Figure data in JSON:
====
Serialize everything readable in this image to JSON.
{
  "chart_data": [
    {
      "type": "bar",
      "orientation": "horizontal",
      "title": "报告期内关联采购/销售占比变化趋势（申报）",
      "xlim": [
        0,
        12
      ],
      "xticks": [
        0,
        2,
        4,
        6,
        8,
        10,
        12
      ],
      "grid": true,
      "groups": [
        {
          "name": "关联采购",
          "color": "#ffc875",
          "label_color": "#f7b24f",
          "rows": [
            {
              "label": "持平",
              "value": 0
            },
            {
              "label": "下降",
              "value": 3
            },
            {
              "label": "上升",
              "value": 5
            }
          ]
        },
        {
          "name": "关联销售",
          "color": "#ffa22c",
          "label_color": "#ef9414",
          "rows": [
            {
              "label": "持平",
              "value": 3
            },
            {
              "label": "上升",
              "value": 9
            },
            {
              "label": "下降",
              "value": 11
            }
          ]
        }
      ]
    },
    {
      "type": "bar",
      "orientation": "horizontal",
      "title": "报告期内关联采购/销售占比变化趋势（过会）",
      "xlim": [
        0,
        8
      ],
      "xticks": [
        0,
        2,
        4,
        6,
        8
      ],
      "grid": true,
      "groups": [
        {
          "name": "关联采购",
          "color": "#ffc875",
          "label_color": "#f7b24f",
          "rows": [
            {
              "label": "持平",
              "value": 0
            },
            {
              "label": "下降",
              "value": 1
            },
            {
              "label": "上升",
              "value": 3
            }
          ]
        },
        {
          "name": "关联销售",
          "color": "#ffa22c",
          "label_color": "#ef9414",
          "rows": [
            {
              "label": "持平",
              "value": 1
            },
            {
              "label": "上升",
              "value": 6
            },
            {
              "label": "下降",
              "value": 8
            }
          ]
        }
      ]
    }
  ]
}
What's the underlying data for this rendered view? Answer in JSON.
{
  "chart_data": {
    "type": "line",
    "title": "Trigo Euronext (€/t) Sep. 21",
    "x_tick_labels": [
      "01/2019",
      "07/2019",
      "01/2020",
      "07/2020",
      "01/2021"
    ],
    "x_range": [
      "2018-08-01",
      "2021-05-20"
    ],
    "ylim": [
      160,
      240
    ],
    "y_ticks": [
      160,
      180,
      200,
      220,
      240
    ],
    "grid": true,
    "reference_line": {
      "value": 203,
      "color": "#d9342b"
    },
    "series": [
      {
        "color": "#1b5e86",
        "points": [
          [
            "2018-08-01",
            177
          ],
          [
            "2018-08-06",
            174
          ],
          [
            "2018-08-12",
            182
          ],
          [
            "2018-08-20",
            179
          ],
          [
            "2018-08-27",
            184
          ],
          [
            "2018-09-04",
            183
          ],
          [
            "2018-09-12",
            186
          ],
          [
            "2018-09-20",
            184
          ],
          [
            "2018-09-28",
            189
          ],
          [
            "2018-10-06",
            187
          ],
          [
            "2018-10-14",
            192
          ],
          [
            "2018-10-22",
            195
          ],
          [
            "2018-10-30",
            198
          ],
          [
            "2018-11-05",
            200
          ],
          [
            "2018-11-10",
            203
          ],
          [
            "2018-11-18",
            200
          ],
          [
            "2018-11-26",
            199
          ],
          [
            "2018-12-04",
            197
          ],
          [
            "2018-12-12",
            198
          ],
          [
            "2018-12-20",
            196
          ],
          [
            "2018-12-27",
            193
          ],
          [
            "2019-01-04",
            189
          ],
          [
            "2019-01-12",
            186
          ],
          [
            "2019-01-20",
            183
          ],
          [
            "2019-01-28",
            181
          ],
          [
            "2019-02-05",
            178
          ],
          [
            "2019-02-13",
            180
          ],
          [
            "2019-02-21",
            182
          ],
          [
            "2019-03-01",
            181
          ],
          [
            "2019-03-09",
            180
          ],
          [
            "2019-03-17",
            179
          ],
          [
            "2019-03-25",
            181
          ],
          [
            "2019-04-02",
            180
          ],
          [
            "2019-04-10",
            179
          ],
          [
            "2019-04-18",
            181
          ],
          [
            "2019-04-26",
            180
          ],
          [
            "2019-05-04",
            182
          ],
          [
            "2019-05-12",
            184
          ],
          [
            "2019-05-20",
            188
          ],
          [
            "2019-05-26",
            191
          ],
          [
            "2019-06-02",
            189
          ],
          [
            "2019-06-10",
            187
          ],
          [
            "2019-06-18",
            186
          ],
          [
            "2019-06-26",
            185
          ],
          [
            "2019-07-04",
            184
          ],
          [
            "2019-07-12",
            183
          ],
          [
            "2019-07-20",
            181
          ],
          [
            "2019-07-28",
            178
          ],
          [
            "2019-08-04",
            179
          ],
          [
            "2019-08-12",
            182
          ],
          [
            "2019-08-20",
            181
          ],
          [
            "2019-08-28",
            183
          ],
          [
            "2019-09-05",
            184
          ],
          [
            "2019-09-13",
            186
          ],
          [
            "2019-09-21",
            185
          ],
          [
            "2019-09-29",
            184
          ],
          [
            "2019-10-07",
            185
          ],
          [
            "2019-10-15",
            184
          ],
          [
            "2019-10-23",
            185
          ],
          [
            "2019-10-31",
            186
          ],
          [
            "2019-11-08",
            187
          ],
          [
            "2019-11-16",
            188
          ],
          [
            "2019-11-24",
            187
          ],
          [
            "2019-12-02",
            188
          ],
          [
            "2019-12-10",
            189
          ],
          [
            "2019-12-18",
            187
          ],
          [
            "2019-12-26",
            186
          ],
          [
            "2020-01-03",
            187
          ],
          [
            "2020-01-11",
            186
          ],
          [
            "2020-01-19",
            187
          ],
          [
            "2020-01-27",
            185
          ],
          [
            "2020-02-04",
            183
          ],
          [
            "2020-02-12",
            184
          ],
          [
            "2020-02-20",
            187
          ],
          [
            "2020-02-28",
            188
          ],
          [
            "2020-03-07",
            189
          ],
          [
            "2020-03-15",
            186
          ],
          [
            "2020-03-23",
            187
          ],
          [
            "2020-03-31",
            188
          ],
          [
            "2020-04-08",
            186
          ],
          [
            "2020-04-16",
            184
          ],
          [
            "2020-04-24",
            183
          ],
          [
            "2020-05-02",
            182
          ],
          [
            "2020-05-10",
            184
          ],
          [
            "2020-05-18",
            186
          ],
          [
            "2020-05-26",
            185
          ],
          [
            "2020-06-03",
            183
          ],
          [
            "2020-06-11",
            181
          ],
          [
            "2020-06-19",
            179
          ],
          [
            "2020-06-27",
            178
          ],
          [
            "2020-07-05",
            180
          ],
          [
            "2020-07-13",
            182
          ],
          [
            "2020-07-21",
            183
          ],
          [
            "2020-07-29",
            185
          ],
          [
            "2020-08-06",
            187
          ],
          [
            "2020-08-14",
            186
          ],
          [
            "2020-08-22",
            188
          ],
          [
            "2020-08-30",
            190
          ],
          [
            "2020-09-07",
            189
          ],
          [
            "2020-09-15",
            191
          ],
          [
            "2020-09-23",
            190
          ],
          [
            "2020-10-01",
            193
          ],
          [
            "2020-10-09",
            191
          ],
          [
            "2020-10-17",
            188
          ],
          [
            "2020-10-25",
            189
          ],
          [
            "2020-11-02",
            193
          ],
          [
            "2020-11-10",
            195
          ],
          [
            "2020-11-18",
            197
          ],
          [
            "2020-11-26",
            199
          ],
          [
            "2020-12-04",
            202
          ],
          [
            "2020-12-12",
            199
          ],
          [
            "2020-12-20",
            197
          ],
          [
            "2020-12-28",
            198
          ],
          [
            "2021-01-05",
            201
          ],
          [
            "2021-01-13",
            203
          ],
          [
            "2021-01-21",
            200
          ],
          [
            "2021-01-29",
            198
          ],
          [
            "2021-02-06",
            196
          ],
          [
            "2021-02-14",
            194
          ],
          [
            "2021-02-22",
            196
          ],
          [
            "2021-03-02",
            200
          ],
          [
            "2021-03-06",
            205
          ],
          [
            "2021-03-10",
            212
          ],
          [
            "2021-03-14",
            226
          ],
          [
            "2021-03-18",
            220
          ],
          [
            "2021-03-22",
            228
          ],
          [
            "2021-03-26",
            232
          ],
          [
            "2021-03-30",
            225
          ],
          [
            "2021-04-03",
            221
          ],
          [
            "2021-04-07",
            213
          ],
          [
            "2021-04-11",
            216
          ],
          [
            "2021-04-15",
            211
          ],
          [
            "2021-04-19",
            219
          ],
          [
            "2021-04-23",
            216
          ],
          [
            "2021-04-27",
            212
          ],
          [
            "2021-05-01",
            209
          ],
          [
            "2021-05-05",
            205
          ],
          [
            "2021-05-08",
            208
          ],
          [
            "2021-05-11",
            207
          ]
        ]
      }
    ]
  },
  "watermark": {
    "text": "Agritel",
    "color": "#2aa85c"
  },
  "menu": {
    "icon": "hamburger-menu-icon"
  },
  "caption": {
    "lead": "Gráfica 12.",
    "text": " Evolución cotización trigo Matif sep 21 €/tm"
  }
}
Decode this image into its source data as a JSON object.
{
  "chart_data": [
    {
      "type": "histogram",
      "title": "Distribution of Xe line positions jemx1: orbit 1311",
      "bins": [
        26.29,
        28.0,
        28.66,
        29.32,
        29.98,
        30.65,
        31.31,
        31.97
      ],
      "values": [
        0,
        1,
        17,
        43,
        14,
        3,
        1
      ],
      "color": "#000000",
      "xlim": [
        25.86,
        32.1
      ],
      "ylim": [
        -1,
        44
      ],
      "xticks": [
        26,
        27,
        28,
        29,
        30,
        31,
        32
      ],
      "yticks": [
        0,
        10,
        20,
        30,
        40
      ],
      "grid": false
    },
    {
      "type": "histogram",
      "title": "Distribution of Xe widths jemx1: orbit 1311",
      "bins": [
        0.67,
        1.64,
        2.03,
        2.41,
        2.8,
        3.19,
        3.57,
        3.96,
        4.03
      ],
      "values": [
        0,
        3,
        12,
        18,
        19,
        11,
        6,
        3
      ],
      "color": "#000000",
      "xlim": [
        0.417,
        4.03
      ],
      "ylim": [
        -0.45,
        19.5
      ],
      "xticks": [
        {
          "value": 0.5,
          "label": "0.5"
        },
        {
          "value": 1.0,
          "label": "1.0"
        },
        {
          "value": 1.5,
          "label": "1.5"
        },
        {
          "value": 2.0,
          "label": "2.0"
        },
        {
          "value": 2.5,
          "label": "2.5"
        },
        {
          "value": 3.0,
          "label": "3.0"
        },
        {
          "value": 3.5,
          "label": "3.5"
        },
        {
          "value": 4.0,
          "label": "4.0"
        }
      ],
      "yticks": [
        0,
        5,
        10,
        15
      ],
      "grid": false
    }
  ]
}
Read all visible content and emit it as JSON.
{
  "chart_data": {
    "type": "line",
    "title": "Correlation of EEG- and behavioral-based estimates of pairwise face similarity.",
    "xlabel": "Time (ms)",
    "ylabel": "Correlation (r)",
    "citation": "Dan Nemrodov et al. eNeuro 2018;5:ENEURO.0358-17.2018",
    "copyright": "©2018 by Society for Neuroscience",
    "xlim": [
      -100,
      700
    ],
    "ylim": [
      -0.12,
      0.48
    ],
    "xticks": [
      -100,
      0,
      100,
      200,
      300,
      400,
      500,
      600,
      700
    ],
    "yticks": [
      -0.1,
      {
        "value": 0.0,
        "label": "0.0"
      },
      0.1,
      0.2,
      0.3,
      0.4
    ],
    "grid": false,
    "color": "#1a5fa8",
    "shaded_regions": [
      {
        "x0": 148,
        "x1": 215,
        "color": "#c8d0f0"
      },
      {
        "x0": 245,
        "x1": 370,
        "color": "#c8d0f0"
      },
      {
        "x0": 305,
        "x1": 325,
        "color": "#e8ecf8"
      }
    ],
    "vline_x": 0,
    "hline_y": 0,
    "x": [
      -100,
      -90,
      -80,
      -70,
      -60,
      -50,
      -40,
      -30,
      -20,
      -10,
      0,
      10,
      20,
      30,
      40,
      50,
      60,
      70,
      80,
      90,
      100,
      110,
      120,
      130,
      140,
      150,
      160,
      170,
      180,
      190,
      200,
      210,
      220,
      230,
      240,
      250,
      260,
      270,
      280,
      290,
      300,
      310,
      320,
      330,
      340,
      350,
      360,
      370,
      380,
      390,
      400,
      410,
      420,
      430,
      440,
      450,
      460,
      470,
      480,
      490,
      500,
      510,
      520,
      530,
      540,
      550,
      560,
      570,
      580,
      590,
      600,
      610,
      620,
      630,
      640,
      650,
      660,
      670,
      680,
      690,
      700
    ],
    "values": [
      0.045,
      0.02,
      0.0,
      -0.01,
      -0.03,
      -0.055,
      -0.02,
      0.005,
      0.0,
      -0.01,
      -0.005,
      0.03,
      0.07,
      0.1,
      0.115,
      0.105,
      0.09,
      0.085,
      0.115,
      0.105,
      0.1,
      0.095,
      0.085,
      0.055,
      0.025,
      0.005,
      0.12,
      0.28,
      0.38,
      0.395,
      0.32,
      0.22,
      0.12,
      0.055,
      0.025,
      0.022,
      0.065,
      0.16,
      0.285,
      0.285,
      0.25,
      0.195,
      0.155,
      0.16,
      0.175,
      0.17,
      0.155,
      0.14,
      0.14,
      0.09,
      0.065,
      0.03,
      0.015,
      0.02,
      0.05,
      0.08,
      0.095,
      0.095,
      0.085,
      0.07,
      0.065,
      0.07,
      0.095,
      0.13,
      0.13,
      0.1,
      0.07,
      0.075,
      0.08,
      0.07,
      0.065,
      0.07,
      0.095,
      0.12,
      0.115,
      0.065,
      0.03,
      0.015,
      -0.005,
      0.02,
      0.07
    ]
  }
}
====
THE EXERCISE: Only the number is wanted: how many lines in the entries above contain the word "Distribution"?

EXPECTED ANSWER: 2